# Dataset listings of figures
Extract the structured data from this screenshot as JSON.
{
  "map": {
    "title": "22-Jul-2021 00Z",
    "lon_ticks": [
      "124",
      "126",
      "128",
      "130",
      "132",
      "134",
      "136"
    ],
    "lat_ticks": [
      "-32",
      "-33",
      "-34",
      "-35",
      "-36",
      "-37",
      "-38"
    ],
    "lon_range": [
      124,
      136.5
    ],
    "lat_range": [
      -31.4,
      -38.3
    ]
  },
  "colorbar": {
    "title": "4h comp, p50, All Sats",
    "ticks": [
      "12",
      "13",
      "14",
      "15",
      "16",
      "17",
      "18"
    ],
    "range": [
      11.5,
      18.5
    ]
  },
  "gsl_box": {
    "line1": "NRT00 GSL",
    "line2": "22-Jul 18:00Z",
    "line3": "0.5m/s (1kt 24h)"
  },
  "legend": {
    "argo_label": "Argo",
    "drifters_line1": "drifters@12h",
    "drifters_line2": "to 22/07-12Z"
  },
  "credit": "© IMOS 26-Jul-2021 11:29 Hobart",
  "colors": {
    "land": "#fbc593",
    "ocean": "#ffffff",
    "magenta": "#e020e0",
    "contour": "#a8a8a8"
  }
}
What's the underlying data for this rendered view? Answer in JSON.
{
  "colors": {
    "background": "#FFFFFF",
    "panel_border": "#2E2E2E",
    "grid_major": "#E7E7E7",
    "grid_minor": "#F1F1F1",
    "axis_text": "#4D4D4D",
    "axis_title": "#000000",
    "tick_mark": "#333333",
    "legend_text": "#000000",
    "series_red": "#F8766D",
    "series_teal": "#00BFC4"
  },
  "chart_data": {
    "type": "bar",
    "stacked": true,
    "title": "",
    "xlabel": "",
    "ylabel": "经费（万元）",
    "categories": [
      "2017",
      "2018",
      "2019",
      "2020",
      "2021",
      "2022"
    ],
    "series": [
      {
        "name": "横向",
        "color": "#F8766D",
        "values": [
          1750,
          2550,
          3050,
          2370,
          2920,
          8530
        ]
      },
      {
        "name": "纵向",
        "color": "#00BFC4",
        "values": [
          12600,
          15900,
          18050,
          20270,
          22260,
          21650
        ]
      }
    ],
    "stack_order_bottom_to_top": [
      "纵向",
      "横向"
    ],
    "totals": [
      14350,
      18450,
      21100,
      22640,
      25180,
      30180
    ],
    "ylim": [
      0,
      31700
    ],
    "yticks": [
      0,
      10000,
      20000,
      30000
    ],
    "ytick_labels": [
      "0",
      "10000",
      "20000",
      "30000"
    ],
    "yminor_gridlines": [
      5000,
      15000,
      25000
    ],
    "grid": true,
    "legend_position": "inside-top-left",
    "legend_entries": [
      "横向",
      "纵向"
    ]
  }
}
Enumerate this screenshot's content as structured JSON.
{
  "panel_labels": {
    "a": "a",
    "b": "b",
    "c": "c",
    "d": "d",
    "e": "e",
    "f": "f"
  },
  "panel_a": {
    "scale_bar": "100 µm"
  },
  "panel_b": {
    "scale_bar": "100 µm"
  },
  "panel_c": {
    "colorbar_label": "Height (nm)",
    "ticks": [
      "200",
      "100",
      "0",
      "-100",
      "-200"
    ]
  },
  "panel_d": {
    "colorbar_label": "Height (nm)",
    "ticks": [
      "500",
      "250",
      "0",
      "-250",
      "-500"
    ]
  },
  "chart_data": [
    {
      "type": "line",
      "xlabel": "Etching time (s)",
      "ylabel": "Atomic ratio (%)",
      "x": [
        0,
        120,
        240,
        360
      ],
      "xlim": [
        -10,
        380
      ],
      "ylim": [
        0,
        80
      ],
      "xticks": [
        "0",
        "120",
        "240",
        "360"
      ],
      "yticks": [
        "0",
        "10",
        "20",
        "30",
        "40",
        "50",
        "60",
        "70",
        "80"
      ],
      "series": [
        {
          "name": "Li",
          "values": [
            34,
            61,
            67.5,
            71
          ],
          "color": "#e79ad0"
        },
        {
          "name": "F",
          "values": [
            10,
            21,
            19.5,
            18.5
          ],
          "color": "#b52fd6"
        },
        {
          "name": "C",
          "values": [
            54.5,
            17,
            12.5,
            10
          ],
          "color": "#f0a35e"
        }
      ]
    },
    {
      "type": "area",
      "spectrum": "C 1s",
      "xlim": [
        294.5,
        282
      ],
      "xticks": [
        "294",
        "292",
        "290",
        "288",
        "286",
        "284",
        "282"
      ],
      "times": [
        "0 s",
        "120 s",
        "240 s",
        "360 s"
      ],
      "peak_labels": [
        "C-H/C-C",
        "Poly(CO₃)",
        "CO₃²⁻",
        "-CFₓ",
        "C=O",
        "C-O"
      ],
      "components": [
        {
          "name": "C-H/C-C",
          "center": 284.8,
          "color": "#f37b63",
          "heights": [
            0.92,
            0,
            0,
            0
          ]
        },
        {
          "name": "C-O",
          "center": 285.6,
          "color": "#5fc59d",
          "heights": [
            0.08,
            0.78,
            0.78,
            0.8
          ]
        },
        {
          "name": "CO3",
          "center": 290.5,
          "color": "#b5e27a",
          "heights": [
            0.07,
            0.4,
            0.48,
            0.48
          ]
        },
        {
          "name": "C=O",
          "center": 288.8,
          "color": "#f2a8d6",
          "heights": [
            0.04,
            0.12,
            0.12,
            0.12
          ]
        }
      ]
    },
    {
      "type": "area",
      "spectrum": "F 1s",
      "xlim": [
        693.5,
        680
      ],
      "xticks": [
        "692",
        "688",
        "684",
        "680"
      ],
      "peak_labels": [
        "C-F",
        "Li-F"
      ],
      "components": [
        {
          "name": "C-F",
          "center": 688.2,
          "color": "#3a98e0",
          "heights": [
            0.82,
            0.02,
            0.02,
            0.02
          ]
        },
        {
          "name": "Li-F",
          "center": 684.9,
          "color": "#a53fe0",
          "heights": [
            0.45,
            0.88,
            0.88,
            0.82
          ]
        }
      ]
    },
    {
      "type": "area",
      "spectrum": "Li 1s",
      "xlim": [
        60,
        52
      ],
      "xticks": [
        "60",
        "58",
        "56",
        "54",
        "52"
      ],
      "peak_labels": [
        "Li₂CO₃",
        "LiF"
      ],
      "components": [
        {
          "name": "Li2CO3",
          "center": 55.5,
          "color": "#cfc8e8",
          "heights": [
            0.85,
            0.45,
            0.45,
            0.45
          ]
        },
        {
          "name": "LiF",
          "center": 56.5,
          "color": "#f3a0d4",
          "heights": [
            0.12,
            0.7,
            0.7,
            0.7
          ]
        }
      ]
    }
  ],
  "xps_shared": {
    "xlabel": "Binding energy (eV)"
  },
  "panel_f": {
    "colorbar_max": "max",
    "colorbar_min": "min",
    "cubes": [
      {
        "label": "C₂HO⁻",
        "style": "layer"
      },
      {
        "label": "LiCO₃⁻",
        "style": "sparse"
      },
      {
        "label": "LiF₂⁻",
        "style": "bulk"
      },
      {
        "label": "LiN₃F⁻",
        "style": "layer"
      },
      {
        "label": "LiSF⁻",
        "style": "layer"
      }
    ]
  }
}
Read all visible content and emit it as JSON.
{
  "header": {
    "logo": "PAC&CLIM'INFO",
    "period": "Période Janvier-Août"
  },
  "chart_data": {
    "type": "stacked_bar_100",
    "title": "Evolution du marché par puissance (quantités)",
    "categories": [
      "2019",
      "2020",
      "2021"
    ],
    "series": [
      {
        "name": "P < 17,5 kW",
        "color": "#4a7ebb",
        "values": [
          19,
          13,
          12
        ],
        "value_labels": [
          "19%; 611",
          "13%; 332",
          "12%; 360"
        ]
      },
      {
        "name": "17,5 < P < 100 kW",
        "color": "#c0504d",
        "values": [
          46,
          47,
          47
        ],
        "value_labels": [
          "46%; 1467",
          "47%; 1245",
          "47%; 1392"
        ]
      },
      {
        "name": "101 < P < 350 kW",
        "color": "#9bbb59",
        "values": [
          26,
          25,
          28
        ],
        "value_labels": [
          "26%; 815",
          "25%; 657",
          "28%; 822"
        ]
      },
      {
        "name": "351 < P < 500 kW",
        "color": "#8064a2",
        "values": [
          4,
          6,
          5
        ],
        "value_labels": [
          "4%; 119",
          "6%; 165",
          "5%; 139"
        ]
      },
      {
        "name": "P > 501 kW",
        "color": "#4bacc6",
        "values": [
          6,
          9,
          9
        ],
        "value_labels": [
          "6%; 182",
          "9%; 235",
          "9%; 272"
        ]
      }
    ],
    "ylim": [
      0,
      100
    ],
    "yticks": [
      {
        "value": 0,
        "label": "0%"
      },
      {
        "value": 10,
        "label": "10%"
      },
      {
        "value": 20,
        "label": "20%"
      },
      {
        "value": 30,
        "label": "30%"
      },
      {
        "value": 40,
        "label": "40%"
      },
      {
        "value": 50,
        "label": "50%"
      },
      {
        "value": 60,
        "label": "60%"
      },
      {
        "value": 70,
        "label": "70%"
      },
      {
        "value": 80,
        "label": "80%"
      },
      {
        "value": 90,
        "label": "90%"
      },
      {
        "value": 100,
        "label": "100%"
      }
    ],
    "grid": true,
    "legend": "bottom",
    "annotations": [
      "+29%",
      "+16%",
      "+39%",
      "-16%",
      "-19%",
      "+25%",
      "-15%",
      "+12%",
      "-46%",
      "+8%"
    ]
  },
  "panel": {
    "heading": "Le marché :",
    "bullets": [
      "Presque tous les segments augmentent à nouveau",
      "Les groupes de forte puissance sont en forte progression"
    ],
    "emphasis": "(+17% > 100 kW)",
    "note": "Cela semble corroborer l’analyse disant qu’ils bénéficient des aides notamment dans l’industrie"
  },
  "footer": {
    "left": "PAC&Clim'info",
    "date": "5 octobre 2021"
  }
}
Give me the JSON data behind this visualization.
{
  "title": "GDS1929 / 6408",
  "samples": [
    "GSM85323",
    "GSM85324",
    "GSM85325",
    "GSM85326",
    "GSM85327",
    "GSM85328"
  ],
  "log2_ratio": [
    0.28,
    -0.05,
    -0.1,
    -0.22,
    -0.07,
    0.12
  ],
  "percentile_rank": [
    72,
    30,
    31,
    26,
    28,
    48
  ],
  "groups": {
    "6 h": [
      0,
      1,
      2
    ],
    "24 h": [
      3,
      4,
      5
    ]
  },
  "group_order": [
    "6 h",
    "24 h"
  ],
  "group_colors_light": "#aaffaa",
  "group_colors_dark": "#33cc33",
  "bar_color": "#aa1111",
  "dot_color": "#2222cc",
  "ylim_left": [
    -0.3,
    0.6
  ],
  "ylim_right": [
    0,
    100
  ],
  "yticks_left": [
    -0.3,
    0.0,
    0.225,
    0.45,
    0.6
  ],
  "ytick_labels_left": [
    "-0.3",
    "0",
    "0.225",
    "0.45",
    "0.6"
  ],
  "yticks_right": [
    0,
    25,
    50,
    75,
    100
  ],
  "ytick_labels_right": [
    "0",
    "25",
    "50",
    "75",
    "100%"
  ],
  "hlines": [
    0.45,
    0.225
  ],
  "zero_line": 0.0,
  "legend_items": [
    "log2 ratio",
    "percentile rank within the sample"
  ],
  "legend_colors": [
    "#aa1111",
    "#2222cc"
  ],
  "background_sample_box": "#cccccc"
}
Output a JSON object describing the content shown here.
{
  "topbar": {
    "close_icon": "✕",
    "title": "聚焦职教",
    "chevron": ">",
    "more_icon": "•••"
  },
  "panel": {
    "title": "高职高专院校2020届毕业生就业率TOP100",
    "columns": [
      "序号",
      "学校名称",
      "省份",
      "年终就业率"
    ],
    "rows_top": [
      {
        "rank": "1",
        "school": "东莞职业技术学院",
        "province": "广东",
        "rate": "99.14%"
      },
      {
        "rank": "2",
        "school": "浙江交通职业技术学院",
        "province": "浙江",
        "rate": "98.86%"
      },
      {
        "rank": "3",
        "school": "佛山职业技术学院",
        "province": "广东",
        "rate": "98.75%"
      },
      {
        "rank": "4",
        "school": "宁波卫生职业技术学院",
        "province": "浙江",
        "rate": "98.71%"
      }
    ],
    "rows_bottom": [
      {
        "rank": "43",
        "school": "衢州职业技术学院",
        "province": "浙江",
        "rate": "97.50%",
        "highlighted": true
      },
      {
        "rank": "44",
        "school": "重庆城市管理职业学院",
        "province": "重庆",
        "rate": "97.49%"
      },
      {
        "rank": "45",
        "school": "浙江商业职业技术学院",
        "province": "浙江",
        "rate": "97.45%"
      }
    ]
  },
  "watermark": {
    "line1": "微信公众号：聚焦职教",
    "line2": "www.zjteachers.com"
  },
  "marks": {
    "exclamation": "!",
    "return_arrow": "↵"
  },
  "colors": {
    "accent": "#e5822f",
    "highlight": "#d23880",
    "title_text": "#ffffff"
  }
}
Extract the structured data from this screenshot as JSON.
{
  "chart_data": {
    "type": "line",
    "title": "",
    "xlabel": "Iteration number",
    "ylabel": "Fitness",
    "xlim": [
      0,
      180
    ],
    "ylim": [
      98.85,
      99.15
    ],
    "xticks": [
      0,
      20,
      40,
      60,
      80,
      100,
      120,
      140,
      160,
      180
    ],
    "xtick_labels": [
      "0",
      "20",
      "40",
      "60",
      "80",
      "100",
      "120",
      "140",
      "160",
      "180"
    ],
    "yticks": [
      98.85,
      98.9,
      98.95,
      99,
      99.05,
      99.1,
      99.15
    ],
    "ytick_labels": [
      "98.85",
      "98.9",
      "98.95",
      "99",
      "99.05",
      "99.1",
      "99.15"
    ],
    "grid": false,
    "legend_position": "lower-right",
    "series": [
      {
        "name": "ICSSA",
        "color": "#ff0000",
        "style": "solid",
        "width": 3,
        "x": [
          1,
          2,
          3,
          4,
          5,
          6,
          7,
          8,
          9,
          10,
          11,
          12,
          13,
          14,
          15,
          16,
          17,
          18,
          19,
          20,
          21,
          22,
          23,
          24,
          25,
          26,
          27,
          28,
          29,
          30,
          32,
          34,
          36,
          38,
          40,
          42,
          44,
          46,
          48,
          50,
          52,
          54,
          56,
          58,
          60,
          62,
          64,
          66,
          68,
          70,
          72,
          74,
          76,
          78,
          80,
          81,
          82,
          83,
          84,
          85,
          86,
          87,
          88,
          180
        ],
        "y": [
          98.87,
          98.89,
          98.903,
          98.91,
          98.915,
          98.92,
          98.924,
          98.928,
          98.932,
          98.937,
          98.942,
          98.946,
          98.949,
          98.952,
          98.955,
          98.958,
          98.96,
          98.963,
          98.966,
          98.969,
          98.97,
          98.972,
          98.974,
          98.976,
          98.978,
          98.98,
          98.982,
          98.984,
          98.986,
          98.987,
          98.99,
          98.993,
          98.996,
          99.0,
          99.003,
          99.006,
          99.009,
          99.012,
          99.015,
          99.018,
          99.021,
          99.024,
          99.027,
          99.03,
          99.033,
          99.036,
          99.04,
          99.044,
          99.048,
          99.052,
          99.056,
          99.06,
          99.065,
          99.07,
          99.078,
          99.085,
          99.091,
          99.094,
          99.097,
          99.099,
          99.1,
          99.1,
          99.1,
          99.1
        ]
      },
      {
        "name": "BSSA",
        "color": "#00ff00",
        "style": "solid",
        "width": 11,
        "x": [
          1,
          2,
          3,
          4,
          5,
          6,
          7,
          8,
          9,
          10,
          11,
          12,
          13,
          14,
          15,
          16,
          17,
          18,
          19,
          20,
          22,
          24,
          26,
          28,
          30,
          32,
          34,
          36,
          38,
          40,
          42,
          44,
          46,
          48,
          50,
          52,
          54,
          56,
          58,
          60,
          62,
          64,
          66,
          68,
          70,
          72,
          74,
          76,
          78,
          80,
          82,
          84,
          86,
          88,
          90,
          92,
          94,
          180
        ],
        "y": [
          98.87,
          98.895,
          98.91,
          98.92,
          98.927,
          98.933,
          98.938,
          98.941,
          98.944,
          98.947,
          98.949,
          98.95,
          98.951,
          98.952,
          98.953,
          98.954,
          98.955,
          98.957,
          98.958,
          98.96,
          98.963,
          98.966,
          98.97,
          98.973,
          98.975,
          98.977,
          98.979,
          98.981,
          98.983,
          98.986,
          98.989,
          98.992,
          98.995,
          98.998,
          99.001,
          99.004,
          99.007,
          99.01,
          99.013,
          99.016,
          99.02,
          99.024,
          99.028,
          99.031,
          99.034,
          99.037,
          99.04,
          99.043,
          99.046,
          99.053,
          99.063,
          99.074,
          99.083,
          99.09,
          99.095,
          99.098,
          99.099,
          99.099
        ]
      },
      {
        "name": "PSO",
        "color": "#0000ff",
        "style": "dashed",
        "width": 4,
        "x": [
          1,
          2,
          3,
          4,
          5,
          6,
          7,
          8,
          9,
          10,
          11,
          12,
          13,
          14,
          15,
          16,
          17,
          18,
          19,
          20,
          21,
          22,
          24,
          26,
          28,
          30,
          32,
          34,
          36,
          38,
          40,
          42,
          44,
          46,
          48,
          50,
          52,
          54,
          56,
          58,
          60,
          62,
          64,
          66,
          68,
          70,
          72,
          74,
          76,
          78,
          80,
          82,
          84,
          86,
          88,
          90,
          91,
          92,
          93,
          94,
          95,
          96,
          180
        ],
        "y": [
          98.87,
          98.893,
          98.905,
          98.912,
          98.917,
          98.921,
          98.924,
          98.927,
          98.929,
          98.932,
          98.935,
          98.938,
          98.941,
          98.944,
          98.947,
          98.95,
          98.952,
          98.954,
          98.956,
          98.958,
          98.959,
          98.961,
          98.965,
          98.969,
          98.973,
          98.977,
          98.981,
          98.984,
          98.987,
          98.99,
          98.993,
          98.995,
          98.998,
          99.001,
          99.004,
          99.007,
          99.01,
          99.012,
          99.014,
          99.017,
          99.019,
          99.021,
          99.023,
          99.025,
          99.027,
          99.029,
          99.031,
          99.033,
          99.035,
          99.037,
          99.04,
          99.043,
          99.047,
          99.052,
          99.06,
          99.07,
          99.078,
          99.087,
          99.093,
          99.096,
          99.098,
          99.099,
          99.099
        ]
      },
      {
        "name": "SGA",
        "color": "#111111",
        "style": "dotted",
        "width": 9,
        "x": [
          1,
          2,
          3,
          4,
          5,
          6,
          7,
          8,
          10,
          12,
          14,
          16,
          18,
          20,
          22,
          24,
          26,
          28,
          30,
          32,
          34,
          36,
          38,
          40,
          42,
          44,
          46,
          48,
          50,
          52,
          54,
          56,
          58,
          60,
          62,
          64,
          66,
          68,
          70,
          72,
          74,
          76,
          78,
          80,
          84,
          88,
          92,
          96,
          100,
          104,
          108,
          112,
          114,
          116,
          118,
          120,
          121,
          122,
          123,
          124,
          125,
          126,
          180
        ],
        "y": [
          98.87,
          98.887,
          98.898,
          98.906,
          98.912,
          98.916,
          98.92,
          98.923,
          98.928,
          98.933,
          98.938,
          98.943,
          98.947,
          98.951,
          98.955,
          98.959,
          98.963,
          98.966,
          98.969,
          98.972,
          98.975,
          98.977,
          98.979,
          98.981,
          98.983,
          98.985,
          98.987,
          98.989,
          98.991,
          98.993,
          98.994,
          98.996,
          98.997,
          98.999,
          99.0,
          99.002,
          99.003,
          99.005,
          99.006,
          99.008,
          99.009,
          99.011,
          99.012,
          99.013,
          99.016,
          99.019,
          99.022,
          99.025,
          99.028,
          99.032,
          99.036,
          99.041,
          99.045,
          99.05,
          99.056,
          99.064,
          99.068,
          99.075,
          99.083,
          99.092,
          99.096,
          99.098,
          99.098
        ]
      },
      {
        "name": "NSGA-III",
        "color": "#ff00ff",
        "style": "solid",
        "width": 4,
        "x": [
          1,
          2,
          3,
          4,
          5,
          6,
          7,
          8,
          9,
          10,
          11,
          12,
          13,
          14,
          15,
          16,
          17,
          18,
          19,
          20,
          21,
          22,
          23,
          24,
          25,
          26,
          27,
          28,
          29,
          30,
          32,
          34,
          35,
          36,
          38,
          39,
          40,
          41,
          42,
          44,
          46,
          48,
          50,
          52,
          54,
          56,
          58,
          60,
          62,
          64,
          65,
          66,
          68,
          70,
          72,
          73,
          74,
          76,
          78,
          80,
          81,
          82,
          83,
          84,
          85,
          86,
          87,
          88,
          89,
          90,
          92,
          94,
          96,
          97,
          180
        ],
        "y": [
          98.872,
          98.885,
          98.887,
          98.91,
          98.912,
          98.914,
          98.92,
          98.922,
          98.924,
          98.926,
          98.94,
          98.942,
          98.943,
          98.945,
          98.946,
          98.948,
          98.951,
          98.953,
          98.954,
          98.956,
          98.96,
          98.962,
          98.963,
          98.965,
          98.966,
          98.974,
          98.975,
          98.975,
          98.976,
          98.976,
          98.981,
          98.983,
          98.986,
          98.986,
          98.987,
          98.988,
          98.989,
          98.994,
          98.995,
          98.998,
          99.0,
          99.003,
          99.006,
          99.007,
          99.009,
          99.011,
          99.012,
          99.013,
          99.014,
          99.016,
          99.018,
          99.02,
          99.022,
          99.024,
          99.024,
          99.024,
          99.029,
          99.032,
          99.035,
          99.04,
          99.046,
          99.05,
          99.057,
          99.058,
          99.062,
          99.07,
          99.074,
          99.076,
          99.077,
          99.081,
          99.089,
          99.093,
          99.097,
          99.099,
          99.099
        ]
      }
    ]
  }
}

# Aim
Of the lines above, how many include the word "width"? Reply with the number only.

# Response below
5